→ Job 1:
In the sermon on Revelation's holy city, what is the name of the semester-long class the preacher took in seminary?
→ Job 2:
Reproduce the passage of the sermon on Revelation's holy city starting at "Though New Testament" and ending at "persecution of Christians.".
→ Job 3:
Carry on the sermon on Revelation's holy city past its final paragraph.

→ Source document:
“The Holy City” Colchester Federated Church, May 25, 2025, Sixth Sunday of Easter (Revelation 21:10, 22-22:5)
On the Sixth Sunday of Easter, we are engaging with a vision found within the book of Revelation. John of Patmos tells us that he was “in the spirit” and carried away by an angel to a great, high mountain to see the holy city of Jerusalem “coming down out of heaven from God.”[1] In Seminary at Andover Newton, I took a semester long class called Revelation: Ministry as Resistance to Empire. Our Professor, Dr. Herzog, taught us that Revelation has been tragically misinterpreted. Mainline Protestants like us have often left the book to fundamentalists to interpret as they will. It seems like we’ve been left with folks who love Revelation because they are all about the rapture and wondering who will be left behind, trying to identify who is the anti-Christ, and all sorts of science-fiction horror story interpretations.
Though New Testament scholars (the one who taught me anyway) believe that John of Patmos wrote Revelation toward the end of Roman Emperor Domitian’s reign while exiled on the island of Patmos. John of Patmos wrote this book to help his Christian community weather the storm of Roman persecution. John could have been on the island because he traveled there to preach. Yet he also could have been there because Domitian had launched a systematic persecution of Christians.
At this time, Christians were being charged with a variety of crimes including (ironically) atheism. In this historical context that meant that they failed to worship the Roman Emperor. Some Christians stood up for their beliefs by saying that they had no Lord but Jesus. Jesus is Lord, not Caesar. It is rather mind-boggling for anyone who proclaims themselves “Christian” to worship any politician. Why? Because for Christians Jesus alone is Lord and worthy of our devotion. In the history of our faith, people died for this belief—Jesus is Lord.

→ Supplied records:
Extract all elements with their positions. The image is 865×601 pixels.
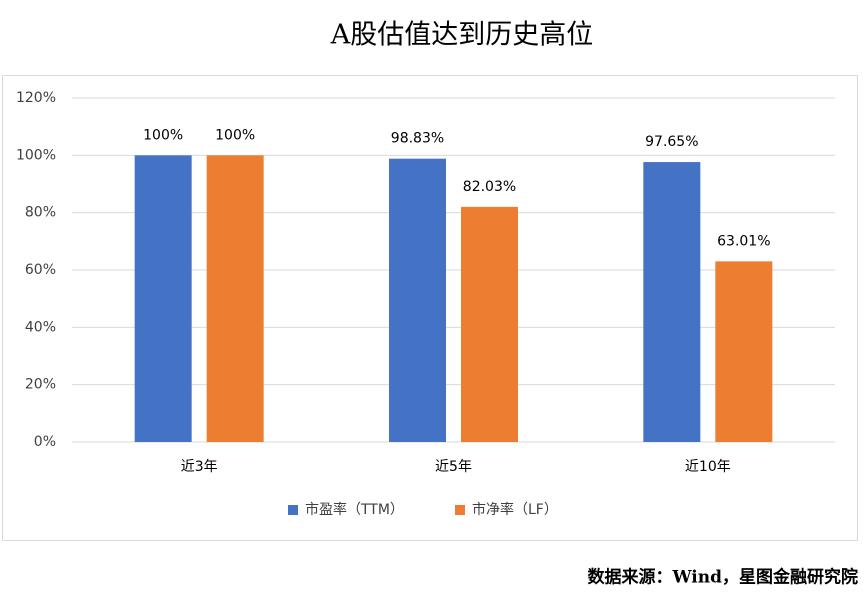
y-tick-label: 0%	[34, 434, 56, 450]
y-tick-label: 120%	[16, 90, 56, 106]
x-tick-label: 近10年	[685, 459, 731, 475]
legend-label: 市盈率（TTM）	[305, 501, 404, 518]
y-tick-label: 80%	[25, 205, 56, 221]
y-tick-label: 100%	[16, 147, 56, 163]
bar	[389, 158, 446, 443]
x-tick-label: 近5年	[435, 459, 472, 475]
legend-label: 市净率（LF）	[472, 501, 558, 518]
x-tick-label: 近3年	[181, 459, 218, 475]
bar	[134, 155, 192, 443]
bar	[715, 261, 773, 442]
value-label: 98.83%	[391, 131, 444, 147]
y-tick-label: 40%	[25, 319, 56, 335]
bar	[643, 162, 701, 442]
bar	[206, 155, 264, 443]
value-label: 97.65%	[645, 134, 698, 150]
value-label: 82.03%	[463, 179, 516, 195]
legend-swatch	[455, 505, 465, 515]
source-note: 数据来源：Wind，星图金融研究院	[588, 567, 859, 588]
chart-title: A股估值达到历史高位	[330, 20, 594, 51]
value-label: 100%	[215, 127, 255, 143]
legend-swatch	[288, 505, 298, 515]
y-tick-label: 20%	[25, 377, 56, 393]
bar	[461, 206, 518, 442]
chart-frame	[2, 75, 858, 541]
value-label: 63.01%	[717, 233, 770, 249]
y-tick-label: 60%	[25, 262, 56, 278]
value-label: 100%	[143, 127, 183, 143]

==

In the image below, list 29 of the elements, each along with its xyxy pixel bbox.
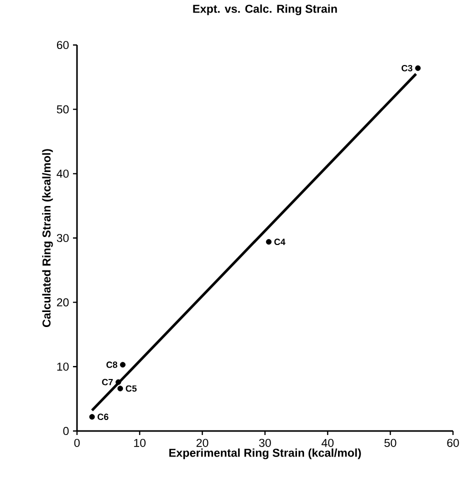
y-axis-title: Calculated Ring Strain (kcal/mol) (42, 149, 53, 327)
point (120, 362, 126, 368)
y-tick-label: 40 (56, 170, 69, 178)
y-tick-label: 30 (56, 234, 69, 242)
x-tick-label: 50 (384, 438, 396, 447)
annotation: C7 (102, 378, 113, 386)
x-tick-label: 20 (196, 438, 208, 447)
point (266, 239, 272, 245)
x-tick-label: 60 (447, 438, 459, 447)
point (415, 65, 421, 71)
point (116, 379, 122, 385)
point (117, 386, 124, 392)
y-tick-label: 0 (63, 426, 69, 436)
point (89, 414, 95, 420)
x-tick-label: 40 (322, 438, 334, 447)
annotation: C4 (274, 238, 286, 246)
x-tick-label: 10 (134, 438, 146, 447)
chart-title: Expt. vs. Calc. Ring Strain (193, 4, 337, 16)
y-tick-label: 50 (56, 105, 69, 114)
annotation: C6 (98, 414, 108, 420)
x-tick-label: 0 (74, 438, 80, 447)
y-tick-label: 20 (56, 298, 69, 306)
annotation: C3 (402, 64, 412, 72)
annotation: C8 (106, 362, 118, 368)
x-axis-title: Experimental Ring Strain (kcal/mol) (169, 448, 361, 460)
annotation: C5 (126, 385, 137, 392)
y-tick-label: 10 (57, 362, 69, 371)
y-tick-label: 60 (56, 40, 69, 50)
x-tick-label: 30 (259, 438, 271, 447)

→ Answer 1:
Revelation: Ministry as Resistance to Empire

→ Answer 2:
Though New Testament scholars (the one who taught me anyway) believe that John of Patmos wrote Revelation toward the end of Roman Emperor Domitian’s reign while exiled on the island of Patmos. John of Patmos wrote this book to help his Christian community weather the storm of Roman persecution. John could have been on the island because he traveled there to preach. Yet he also could have been there because Domitian had launched a systematic persecution of Christians.

→ Answer 3:
In the early days of Christianity, there were periodic episodes of persecution. When this happened, Christians would write to one another in coded language. We can comb through Revelation and see how John of Patmos is shoring up his community. Though he can’t say that the Roman Empire is evil. Instead, John is preaching through his apocalyptic visions that evil will not ultimately triumph over good. God and God’s heavenly forces will ultimately prevail. This is part of the reason we hear this text during Eastertide—we just witnessed Jesus’ triumph over political persecution and death itself on Easter Sunday.
So Revelation is apocalyptic literature (an unveiling) where a visionary (John of Patmos) shared visions filled with symbolic language that were intended to inspire courage for a community enduring persecution. It served as a reminder that God is always faithful and still with us. The book has a glorious conclusion—this glorious vision of the new heaven and new earth we heard this morning. This is the seventh vision shared by John, and it is deeply hopeful still today.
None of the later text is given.